Stored data:
=====

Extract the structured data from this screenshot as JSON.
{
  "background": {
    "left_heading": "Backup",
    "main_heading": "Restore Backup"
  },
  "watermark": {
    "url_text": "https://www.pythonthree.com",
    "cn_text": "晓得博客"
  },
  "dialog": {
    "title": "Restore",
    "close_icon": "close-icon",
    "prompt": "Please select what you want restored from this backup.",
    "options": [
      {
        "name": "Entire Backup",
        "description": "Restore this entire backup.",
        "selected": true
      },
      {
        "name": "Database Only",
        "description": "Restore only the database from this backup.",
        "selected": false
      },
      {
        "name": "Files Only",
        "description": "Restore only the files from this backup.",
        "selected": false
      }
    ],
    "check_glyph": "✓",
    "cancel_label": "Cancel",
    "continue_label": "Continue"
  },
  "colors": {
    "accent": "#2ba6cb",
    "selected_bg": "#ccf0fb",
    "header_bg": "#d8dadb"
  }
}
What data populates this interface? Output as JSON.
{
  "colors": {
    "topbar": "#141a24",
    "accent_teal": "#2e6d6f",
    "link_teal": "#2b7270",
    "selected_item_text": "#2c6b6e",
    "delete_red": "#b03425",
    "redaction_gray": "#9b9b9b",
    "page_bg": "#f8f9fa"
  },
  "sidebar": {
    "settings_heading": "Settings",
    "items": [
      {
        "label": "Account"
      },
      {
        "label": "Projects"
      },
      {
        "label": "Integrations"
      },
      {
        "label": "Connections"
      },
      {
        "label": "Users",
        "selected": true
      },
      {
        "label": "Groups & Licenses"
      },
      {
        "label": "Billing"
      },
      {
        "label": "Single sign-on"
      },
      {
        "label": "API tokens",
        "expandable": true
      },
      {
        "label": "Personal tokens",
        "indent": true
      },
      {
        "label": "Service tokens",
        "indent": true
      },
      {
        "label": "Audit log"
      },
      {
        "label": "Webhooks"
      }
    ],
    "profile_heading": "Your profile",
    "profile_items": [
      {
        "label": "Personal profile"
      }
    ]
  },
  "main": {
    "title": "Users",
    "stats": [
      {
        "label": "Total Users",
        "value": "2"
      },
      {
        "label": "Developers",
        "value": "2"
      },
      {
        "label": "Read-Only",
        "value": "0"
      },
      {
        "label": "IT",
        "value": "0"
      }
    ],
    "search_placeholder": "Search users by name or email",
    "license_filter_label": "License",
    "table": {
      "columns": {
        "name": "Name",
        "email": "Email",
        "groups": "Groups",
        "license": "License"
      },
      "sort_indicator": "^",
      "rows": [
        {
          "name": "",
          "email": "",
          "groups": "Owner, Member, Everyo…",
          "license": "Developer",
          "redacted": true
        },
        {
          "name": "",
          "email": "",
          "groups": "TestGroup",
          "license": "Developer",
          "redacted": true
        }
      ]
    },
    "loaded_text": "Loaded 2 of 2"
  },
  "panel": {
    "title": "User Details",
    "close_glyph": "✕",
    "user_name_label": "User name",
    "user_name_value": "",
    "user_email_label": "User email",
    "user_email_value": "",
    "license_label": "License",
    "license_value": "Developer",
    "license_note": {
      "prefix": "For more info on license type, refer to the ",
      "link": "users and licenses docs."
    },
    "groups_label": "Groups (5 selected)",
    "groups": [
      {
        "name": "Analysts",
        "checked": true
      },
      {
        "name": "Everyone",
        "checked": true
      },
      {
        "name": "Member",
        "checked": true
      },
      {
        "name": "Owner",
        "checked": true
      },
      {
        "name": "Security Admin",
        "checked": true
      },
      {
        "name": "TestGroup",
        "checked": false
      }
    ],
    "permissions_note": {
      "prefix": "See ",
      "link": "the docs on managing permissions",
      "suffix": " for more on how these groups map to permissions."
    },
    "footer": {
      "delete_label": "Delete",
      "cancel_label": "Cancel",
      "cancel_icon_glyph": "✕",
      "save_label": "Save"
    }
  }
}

=====

§ WORK TO BE COMPLETED
Among the lines above, determine how many hold the word "Owner"; report the figure alone.

§ EXERCISE ANSWER
2